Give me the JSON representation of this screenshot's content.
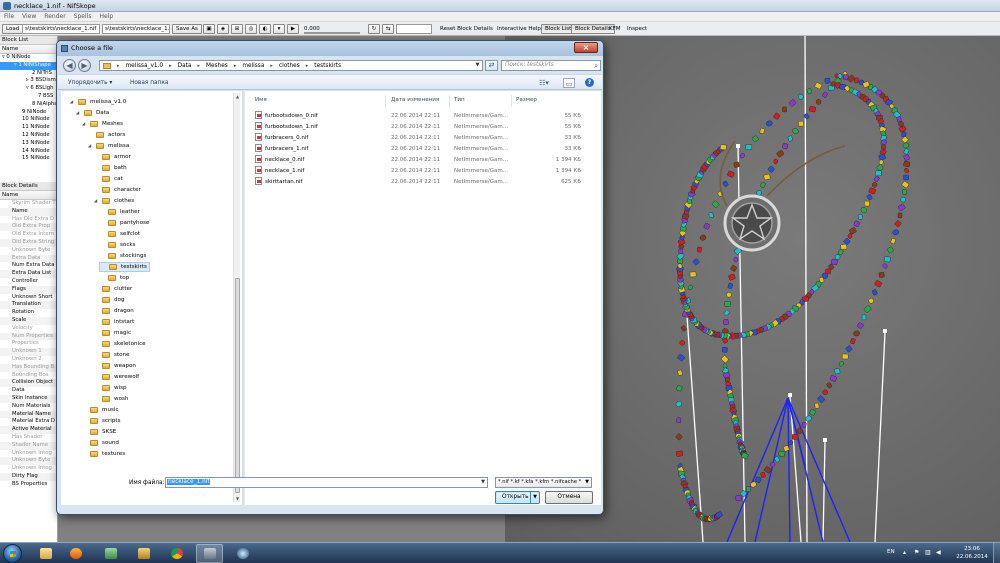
{
  "nifskope": {
    "title": "necklace_1.nif - NifSkope",
    "menu": [
      "File",
      "View",
      "Render",
      "Spells",
      "Help"
    ],
    "toolbar": {
      "load_label": "Load",
      "load_path": "s\\testskirts\\necklace_1.nif",
      "save_path": "s\\testskirts\\necklace_1.nif",
      "save_as_label": "Save As",
      "time_value": "0.000",
      "reset_label": "Reset Block Details",
      "help_label": "Interactive Help",
      "block_list_label": "Block List",
      "block_details_label": "Block Details",
      "kfm_label": "KFM",
      "inspect_label": "Inspect"
    },
    "block_list": {
      "title": "Block List",
      "header": "Name",
      "rows": [
        {
          "text": "▿ 0 NiNode",
          "indent": 2,
          "selected": false
        },
        {
          "text": "▿ 1 NiNiShape",
          "indent": 14,
          "selected": true
        },
        {
          "text": "2 NiTriS",
          "indent": 32,
          "selected": false
        },
        {
          "text": "▹ 3 BSDism",
          "indent": 26,
          "selected": false
        },
        {
          "text": "▿ 6 BSLigh",
          "indent": 26,
          "selected": false
        },
        {
          "text": "7 BSS",
          "indent": 38,
          "selected": false
        },
        {
          "text": "8 NiAlphaPr",
          "indent": 32,
          "selected": false
        },
        {
          "text": "9 NiNode",
          "indent": 22,
          "selected": false
        },
        {
          "text": "10 NiNode",
          "indent": 22,
          "selected": false
        },
        {
          "text": "11 NiNode",
          "indent": 22,
          "selected": false
        },
        {
          "text": "12 NiNode",
          "indent": 22,
          "selected": false
        },
        {
          "text": "13 NiNode",
          "indent": 22,
          "selected": false
        },
        {
          "text": "14 NiNode",
          "indent": 22,
          "selected": false
        },
        {
          "text": "15 NiNode",
          "indent": 22,
          "selected": false
        }
      ]
    },
    "block_details": {
      "title": "Block Details",
      "header": "Name",
      "rows": [
        {
          "text": "Skyrim Shader T",
          "dim": true
        },
        {
          "text": "Name",
          "dim": false
        },
        {
          "text": "Has Old Extra D",
          "dim": true
        },
        {
          "text": "Old Extra Prop",
          "dim": true
        },
        {
          "text": "Old Extra Intern",
          "dim": true
        },
        {
          "text": "Old Extra String",
          "dim": true
        },
        {
          "text": "Unknown Byte",
          "dim": true
        },
        {
          "text": "Extra Data",
          "dim": true
        },
        {
          "text": "Num Extra Data",
          "dim": false
        },
        {
          "text": "Extra Data List",
          "dim": false
        },
        {
          "text": "Controller",
          "dim": false
        },
        {
          "text": "Flags",
          "dim": false
        },
        {
          "text": "Unknown Short",
          "dim": false
        },
        {
          "text": "Translation",
          "dim": false
        },
        {
          "text": "Rotation",
          "dim": false
        },
        {
          "text": "Scale",
          "dim": false
        },
        {
          "text": "Velocity",
          "dim": true
        },
        {
          "text": "Num Properties",
          "dim": true
        },
        {
          "text": "Properties",
          "dim": true
        },
        {
          "text": "Unknown 1",
          "dim": true
        },
        {
          "text": "Unknown 2",
          "dim": true
        },
        {
          "text": "Has Bounding B",
          "dim": true
        },
        {
          "text": "Bounding Box",
          "dim": true
        },
        {
          "text": "Collision Object",
          "dim": false
        },
        {
          "text": "Data",
          "dim": false
        },
        {
          "text": "Skin Instance",
          "dim": false
        },
        {
          "text": "Num Materials",
          "dim": false
        },
        {
          "text": "Material Name",
          "dim": false
        },
        {
          "text": "Material Extra D",
          "dim": false
        },
        {
          "text": "Active Material",
          "dim": false
        },
        {
          "text": "Has Shader",
          "dim": true
        },
        {
          "text": "Shader Name",
          "dim": true
        },
        {
          "text": "Unknown Integ",
          "dim": true
        },
        {
          "text": "Unknown Byte",
          "dim": true
        },
        {
          "text": "Unknown Integ",
          "dim": true
        },
        {
          "text": "Dirty Flag",
          "dim": false
        },
        {
          "text": "BS Properties",
          "dim": false
        }
      ]
    }
  },
  "dialog": {
    "title": "Choose a file",
    "address": [
      "melissa_v1.0",
      "Data",
      "Meshes",
      "melissa",
      "clothes",
      "testskirts"
    ],
    "search_placeholder": "Поиск: testskirts",
    "organize_label": "Упорядочить ▾",
    "new_folder_label": "Новая папка",
    "tree": [
      {
        "label": "melissa_v1.0",
        "level": 0,
        "selected": false
      },
      {
        "label": "Data",
        "level": 1,
        "selected": false
      },
      {
        "label": "Meshes",
        "level": 2,
        "selected": false
      },
      {
        "label": "actors",
        "level": 3,
        "selected": false
      },
      {
        "label": "melissa",
        "level": 3,
        "selected": false
      },
      {
        "label": "armor",
        "level": 4,
        "selected": false
      },
      {
        "label": "bath",
        "level": 4,
        "selected": false
      },
      {
        "label": "cat",
        "level": 4,
        "selected": false
      },
      {
        "label": "character",
        "level": 4,
        "selected": false
      },
      {
        "label": "clothes",
        "level": 4,
        "selected": false
      },
      {
        "label": "leather",
        "level": 5,
        "selected": false
      },
      {
        "label": "pantyhose",
        "level": 5,
        "selected": false
      },
      {
        "label": "selfclot",
        "level": 5,
        "selected": false
      },
      {
        "label": "socks",
        "level": 5,
        "selected": false
      },
      {
        "label": "stockings",
        "level": 5,
        "selected": false
      },
      {
        "label": "testskirts",
        "level": 5,
        "selected": true
      },
      {
        "label": "top",
        "level": 5,
        "selected": false
      },
      {
        "label": "clutter",
        "level": 4,
        "selected": false
      },
      {
        "label": "dog",
        "level": 4,
        "selected": false
      },
      {
        "label": "dragon",
        "level": 4,
        "selected": false
      },
      {
        "label": "intstart",
        "level": 4,
        "selected": false
      },
      {
        "label": "magic",
        "level": 4,
        "selected": false
      },
      {
        "label": "skeletonice",
        "level": 4,
        "selected": false
      },
      {
        "label": "stone",
        "level": 4,
        "selected": false
      },
      {
        "label": "weapon",
        "level": 4,
        "selected": false
      },
      {
        "label": "werewolf",
        "level": 4,
        "selected": false
      },
      {
        "label": "wisp",
        "level": 4,
        "selected": false
      },
      {
        "label": "wosh",
        "level": 4,
        "selected": false
      },
      {
        "label": "music",
        "level": 2,
        "selected": false
      },
      {
        "label": "scripts",
        "level": 2,
        "selected": false
      },
      {
        "label": "SKSE",
        "level": 2,
        "selected": false
      },
      {
        "label": "sound",
        "level": 2,
        "selected": false
      },
      {
        "label": "textures",
        "level": 2,
        "selected": false
      }
    ],
    "columns": {
      "name": "Имя",
      "date": "Дата изменения",
      "type": "Тип",
      "size": "Размер"
    },
    "files": [
      {
        "name": "furbootsdown_0.nif",
        "date": "22.06.2014 22:11",
        "type": "NetImmerse/Gam...",
        "size": "55 КБ"
      },
      {
        "name": "furbootsdown_1.nif",
        "date": "22.06.2014 22:11",
        "type": "NetImmerse/Gam...",
        "size": "55 КБ"
      },
      {
        "name": "furbracers_0.nif",
        "date": "22.06.2014 22:11",
        "type": "NetImmerse/Gam...",
        "size": "33 КБ"
      },
      {
        "name": "furbracers_1.nif",
        "date": "22.06.2014 22:11",
        "type": "NetImmerse/Gam...",
        "size": "33 КБ"
      },
      {
        "name": "necklace_0.nif",
        "date": "22.06.2014 22:11",
        "type": "NetImmerse/Gam...",
        "size": "1 394 КБ"
      },
      {
        "name": "necklace_1.nif",
        "date": "22.06.2014 22:11",
        "type": "NetImmerse/Gam...",
        "size": "1 394 КБ"
      },
      {
        "name": "skirttartan.nif",
        "date": "22.06.2014 22:11",
        "type": "NetImmerse/Gam...",
        "size": "625 КБ"
      }
    ],
    "filename_label": "Имя файла:",
    "filename_value": "necklace_1.nif",
    "filter_value": "*.nif *.kf *.kfa *.kfm *.nifcache *",
    "open_label": "Открыть",
    "cancel_label": "Отмена"
  },
  "taskbar": {
    "lang": "EN",
    "time": "23:06",
    "date": "22.06.2014"
  },
  "colors": {
    "selection": "#3399ff",
    "viewport_bg": "#6a6a6a",
    "taskbar": "#1e3350"
  }
}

■ **TASK DESCRIPTION**: Find every line of the data that holds the string "Shader", then say how many there are and nothing else.

■ **THE OUTPUT**: 3